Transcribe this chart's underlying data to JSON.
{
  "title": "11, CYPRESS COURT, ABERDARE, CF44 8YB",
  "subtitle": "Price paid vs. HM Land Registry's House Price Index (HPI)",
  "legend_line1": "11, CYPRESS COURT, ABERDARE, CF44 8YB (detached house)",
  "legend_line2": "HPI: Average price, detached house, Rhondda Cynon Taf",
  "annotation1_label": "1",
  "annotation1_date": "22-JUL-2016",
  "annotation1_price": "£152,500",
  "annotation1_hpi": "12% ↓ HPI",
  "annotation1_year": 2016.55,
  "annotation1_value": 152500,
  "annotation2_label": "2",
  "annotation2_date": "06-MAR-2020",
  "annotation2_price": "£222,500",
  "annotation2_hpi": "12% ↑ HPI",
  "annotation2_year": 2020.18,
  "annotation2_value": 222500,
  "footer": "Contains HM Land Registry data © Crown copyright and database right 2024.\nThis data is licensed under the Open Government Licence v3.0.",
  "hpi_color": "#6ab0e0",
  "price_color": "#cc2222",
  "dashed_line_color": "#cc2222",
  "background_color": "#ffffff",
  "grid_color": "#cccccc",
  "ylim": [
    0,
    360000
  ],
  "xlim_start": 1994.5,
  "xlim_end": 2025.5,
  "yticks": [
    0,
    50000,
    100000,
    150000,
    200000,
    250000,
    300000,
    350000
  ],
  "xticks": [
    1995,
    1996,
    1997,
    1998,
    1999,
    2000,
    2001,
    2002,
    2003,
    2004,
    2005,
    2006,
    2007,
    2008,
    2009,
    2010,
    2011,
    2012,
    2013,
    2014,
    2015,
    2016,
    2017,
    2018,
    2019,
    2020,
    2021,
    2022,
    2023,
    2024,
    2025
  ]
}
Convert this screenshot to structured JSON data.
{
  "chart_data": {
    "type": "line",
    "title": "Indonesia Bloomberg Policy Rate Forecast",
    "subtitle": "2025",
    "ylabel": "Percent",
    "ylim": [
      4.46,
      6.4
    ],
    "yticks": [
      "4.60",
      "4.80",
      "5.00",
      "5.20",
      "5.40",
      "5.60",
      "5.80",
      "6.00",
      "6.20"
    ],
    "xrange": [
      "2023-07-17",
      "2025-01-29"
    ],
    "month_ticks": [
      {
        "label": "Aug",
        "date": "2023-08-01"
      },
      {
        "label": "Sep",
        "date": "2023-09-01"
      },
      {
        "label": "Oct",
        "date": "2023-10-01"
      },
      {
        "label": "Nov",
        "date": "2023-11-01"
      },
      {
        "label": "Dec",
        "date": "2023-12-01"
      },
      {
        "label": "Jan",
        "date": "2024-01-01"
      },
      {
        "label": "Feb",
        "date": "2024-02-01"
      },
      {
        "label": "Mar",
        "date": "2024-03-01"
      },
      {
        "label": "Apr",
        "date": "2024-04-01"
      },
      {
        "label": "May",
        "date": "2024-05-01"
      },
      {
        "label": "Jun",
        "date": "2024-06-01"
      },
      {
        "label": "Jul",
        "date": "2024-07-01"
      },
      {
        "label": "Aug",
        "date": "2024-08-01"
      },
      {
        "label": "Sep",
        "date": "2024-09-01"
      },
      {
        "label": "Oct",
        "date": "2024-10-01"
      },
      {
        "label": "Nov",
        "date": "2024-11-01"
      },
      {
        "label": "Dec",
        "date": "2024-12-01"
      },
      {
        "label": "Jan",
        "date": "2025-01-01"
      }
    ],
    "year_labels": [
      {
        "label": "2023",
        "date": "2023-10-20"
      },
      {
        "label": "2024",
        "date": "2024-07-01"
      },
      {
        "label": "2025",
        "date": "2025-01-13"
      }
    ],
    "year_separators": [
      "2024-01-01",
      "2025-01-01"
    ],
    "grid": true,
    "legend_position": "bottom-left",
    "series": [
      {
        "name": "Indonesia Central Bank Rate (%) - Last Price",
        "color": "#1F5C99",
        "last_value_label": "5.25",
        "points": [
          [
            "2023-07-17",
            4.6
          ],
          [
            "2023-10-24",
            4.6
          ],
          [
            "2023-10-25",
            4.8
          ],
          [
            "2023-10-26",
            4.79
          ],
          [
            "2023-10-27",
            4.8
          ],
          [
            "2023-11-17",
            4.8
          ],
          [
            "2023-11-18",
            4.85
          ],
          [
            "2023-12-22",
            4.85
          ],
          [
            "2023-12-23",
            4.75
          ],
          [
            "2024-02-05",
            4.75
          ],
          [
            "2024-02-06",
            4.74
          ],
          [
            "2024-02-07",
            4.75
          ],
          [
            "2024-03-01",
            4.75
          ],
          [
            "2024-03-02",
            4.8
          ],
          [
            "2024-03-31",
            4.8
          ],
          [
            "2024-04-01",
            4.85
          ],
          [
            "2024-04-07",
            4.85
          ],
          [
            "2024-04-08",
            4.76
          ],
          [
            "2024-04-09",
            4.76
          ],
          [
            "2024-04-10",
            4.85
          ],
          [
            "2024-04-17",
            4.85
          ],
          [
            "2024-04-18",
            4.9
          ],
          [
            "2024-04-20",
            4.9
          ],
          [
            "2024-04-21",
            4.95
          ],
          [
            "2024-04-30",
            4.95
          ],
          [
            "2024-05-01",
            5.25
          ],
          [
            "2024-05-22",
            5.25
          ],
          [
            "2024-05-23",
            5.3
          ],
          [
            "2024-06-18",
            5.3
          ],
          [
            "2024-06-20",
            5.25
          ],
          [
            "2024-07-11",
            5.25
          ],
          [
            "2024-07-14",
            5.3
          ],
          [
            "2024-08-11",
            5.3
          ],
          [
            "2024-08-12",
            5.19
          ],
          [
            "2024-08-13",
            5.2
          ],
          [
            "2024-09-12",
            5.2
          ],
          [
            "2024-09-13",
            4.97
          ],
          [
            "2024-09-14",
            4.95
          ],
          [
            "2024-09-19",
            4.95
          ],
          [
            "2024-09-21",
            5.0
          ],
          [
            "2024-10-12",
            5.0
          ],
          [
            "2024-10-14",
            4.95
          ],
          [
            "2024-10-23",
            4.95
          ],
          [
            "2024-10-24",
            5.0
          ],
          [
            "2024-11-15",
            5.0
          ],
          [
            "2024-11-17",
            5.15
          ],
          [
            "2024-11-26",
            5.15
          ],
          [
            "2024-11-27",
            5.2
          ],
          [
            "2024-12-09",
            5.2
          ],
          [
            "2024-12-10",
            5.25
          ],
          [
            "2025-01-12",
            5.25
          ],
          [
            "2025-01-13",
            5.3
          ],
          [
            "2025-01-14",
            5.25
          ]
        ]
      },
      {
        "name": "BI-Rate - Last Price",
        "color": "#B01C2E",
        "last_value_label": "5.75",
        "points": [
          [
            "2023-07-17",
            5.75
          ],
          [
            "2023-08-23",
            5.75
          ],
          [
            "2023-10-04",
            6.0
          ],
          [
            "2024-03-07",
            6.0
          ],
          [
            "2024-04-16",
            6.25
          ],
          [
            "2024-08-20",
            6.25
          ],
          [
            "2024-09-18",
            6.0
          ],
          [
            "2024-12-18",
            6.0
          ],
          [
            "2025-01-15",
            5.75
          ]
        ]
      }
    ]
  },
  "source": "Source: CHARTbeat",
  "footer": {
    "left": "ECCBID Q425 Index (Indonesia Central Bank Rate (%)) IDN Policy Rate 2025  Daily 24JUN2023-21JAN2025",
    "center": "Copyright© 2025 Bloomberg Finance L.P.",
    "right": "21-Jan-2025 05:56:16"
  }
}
=-=-=
■ What you need to do ■
Above are some records; repeat all of them exactly.

■ Task response ■
Transcribe this chart's underlying data to JSON.
{
  "title": "11, CYPRESS COURT, ABERDARE, CF44 8YB",
  "subtitle": "Price paid vs. HM Land Registry's House Price Index (HPI)",
  "legend_line1": "11, CYPRESS COURT, ABERDARE, CF44 8YB (detached house)",
  "legend_line2": "HPI: Average price, detached house, Rhondda Cynon Taf",
  "annotation1_label": "1",
  "annotation1_date": "22-JUL-2016",
  "annotation1_price": "£152,500",
  "annotation1_hpi": "12% ↓ HPI",
  "annotation1_year": 2016.55,
  "annotation1_value": 152500,
  "annotation2_label": "2",
  "annotation2_date": "06-MAR-2020",
  "annotation2_price": "£222,500",
  "annotation2_hpi": "12% ↑ HPI",
  "annotation2_year": 2020.18,
  "annotation2_value": 222500,
  "footer": "Contains HM Land Registry data © Crown copyright and database right 2024.\nThis data is licensed under the Open Government Licence v3.0.",
  "hpi_color": "#6ab0e0",
  "price_color": "#cc2222",
  "dashed_line_color": "#cc2222",
  "background_color": "#ffffff",
  "grid_color": "#cccccc",
  "ylim": [
    0,
    360000
  ],
  "xlim_start": 1994.5,
  "xlim_end": 2025.5,
  "yticks": [
    0,
    50000,
    100000,
    150000,
    200000,
    250000,
    300000,
    350000
  ],
  "xticks": [
    1995,
    1996,
    1997,
    1998,
    1999,
    2000,
    2001,
    2002,
    2003,
    2004,
    2005,
    2006,
    2007,
    2008,
    2009,
    2010,
    2011,
    2012,
    2013,
    2014,
    2015,
    2016,
    2017,
    2018,
    2019,
    2020,
    2021,
    2022,
    2023,
    2024,
    2025
  ]
}
Convert this screenshot to structured JSON data.
{
  "chart_data": {
    "type": "line",
    "title": "Indonesia Bloomberg Policy Rate Forecast",
    "subtitle": "2025",
    "ylabel": "Percent",
    "ylim": [
      4.46,
      6.4
    ],
    "yticks": [
      "4.60",
      "4.80",
      "5.00",
      "5.20",
      "5.40",
      "5.60",
      "5.80",
      "6.00",
      "6.20"
    ],
    "xrange": [
      "2023-07-17",
      "2025-01-29"
    ],
    "month_ticks": [
      {
        "label": "Aug",
        "date": "2023-08-01"
      },
      {
        "label": "Sep",
        "date": "2023-09-01"
      },
      {
        "label": "Oct",
        "date": "2023-10-01"
      },
      {
        "label": "Nov",
        "date": "2023-11-01"
      },
      {
        "label": "Dec",
        "date": "2023-12-01"
      },
      {
        "label": "Jan",
        "date": "2024-01-01"
      },
      {
        "label": "Feb",
        "date": "2024-02-01"
      },
      {
        "label": "Mar",
        "date": "2024-03-01"
      },
      {
        "label": "Apr",
        "date": "2024-04-01"
      },
      {
        "label": "May",
        "date": "2024-05-01"
      },
      {
        "label": "Jun",
        "date": "2024-06-01"
      },
      {
        "label": "Jul",
        "date": "2024-07-01"
      },
      {
        "label": "Aug",
        "date": "2024-08-01"
      },
      {
        "label": "Sep",
        "date": "2024-09-01"
      },
      {
        "label": "Oct",
        "date": "2024-10-01"
      },
      {
        "label": "Nov",
        "date": "2024-11-01"
      },
      {
        "label": "Dec",
        "date": "2024-12-01"
      },
      {
        "label": "Jan",
        "date": "2025-01-01"
      }
    ],
    "year_labels": [
      {
        "label": "2023",
        "date": "2023-10-20"
      },
      {
        "label": "2024",
        "date": "2024-07-01"
      },
      {
        "label": "2025",
        "date": "2025-01-13"
      }
    ],
    "year_separators": [
      "2024-01-01",
      "2025-01-01"
    ],
    "grid": true,
    "legend_position": "bottom-left",
    "series": [
      {
        "name": "Indonesia Central Bank Rate (%) - Last Price",
        "color": "#1F5C99",
        "last_value_label": "5.25",
        "points": [
          [
            "2023-07-17",
            4.6
          ],
          [
            "2023-10-24",
            4.6
          ],
          [
            "2023-10-25",
            4.8
          ],
          [
            "2023-10-26",
            4.79
          ],
          [
            "2023-10-27",
            4.8
          ],
          [
            "2023-11-17",
            4.8
          ],
          [
            "2023-11-18",
            4.85
          ],
          [
            "2023-12-22",
            4.85
          ],
          [
            "2023-12-23",
            4.75
          ],
          [
            "2024-02-05",
            4.75
          ],
          [
            "2024-02-06",
            4.74
          ],
          [
            "2024-02-07",
            4.75
          ],
          [
            "2024-03-01",
            4.75
          ],
          [
            "2024-03-02",
            4.8
          ],
          [
            "2024-03-31",
            4.8
          ],
          [
            "2024-04-01",
            4.85
          ],
          [
            "2024-04-07",
            4.85
          ],
          [
            "2024-04-08",
            4.76
          ],
          [
            "2024-04-09",
            4.76
          ],
          [
            "2024-04-10",
            4.85
          ],
          [
            "2024-04-17",
            4.85
          ],
          [
            "2024-04-18",
            4.9
          ],
          [
            "2024-04-20",
            4.9
          ],
          [
            "2024-04-21",
            4.95
          ],
          [
            "2024-04-30",
            4.95
          ],
          [
            "2024-05-01",
            5.25
          ],
          [
            "2024-05-22",
            5.25
          ],
          [
            "2024-05-23",
            5.3
          ],
          [
            "2024-06-18",
            5.3
          ],
          [
            "2024-06-20",
            5.25
          ],
          [
            "2024-07-11",
            5.25
          ],
          [
            "2024-07-14",
            5.3
          ],
          [
            "2024-08-11",
            5.3
          ],
          [
            "2024-08-12",
            5.19
          ],
          [
            "2024-08-13",
            5.2
          ],
          [
            "2024-09-12",
            5.2
          ],
          [
            "2024-09-13",
            4.97
          ],
          [
            "2024-09-14",
            4.95
          ],
          [
            "2024-09-19",
            4.95
          ],
          [
            "2024-09-21",
            5.0
          ],
          [
            "2024-10-12",
            5.0
          ],
          [
            "2024-10-14",
            4.95
          ],
          [
            "2024-10-23",
            4.95
          ],
          [
            "2024-10-24",
            5.0
          ],
          [
            "2024-11-15",
            5.0
          ],
          [
            "2024-11-17",
            5.15
          ],
          [
            "2024-11-26",
            5.15
          ],
          [
            "2024-11-27",
            5.2
          ],
          [
            "2024-12-09",
            5.2
          ],
          [
            "2024-12-10",
            5.25
          ],
          [
            "2025-01-12",
            5.25
          ],
          [
            "2025-01-13",
            5.3
          ],
          [
            "2025-01-14",
            5.25
          ]
        ]
      },
      {
        "name": "BI-Rate - Last Price",
        "color": "#B01C2E",
        "last_value_label": "5.75",
        "points": [
          [
            "2023-07-17",
            5.75
          ],
          [
            "2023-08-23",
            5.75
          ],
          [
            "2023-10-04",
            6.0
          ],
          [
            "2024-03-07",
            6.0
          ],
          [
            "2024-04-16",
            6.25
          ],
          [
            "2024-08-20",
            6.25
          ],
          [
            "2024-09-18",
            6.0
          ],
          [
            "2024-12-18",
            6.0
          ],
          [
            "2025-01-15",
            5.75
          ]
        ]
      }
    ]
  },
  "source": "Source: CHARTbeat",
  "footer": {
    "left": "ECCBID Q425 Index (Indonesia Central Bank Rate (%)) IDN Policy Rate 2025  Daily 24JUN2023-21JAN2025",
    "center": "Copyright© 2025 Bloomberg Finance L.P.",
    "right": "21-Jan-2025 05:56:16"
  }
}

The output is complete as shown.